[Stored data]

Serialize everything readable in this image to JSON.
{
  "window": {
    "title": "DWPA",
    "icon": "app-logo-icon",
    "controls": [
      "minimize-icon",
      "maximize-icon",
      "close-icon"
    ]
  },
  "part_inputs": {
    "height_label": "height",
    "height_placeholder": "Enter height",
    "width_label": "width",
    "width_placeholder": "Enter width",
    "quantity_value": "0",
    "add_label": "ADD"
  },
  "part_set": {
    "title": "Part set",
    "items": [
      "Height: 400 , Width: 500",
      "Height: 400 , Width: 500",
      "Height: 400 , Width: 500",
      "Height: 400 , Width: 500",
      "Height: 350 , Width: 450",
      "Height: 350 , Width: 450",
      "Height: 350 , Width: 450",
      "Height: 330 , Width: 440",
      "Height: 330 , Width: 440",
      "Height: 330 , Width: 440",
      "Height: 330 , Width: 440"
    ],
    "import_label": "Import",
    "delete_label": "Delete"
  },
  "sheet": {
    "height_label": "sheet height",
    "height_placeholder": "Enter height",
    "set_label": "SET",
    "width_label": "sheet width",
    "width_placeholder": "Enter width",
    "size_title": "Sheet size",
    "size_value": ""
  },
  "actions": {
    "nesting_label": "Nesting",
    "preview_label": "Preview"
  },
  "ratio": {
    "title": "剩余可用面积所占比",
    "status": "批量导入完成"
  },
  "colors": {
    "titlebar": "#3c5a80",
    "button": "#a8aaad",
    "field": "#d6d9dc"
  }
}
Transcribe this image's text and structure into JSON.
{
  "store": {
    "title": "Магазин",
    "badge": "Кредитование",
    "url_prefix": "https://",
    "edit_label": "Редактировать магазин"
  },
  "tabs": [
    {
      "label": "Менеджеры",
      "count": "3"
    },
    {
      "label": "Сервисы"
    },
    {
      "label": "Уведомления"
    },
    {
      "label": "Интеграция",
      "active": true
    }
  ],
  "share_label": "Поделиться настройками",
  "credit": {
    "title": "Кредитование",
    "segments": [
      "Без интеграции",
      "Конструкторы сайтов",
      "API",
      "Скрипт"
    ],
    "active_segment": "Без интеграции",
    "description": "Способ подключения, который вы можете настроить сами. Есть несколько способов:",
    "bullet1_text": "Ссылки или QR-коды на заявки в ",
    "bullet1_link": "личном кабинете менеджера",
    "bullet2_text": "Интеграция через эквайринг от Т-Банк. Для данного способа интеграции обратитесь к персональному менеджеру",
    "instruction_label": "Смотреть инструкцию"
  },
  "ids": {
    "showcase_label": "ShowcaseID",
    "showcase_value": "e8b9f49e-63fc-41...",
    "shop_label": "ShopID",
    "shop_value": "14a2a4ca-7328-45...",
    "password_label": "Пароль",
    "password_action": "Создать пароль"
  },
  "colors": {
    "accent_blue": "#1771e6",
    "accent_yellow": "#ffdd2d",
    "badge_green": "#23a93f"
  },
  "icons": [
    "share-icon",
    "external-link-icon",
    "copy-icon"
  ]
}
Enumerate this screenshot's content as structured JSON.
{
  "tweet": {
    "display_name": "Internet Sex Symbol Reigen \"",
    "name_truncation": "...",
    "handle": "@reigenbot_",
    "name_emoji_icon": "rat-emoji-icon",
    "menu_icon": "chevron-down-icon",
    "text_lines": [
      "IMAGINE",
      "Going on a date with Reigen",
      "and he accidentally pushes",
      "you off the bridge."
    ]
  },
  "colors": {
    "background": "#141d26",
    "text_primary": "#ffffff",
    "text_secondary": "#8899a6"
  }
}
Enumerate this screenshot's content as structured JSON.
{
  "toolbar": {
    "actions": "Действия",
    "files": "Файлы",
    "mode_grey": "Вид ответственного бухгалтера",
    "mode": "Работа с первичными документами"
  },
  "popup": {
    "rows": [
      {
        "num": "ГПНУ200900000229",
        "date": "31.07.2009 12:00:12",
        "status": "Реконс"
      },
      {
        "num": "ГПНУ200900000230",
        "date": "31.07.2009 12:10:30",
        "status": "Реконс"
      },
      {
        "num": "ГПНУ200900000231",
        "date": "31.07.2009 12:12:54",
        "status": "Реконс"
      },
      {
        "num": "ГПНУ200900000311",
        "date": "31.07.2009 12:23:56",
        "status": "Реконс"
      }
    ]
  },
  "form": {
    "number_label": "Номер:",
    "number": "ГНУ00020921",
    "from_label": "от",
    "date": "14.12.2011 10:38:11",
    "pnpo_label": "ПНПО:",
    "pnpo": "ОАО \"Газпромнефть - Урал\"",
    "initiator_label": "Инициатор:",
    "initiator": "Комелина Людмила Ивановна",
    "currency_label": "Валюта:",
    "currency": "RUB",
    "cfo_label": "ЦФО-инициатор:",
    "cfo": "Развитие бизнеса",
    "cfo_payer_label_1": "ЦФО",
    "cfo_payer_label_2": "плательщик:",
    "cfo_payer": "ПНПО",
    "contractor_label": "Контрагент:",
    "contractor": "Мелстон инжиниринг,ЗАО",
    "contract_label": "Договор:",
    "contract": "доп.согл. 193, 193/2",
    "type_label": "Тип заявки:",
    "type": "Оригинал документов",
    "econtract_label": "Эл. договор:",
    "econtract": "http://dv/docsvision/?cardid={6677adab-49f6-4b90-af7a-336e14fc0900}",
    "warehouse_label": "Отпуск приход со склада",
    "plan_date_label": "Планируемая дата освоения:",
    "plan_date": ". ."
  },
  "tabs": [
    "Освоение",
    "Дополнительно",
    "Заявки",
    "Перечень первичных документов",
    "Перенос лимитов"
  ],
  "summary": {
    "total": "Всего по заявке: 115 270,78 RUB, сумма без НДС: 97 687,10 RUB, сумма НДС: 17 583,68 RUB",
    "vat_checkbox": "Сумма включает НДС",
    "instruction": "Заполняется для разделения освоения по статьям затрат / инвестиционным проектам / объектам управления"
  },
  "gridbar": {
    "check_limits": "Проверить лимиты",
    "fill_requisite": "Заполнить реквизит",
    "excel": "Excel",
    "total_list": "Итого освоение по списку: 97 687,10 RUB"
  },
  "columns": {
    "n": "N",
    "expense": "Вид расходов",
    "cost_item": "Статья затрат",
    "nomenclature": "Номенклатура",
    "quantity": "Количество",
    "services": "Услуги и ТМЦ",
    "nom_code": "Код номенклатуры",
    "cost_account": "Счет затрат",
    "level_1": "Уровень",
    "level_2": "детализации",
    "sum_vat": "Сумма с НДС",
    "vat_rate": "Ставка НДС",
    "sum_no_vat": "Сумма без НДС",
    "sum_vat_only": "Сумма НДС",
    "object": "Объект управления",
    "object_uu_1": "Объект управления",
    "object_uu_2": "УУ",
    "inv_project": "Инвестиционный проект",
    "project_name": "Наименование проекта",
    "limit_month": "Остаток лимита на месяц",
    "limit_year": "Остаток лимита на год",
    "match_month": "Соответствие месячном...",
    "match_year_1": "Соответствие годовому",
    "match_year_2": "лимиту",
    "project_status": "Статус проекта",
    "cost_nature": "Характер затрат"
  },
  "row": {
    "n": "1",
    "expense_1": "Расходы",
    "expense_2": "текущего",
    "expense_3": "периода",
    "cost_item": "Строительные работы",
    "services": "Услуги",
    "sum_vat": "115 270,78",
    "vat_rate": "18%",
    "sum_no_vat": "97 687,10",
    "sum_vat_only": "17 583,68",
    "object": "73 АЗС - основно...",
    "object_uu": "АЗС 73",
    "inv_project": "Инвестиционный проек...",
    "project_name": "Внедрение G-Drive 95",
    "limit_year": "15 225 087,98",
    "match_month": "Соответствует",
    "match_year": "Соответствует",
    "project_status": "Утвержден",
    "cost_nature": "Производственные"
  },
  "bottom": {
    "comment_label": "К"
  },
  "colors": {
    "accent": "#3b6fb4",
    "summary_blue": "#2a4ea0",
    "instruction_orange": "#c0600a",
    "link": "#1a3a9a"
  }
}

Given problem >>
Return each line of the listing that holds the string "лимита".

Output >>
    "limit_month": "Остаток лимита на месяц",
    "limit_year": "Остаток лимита на год",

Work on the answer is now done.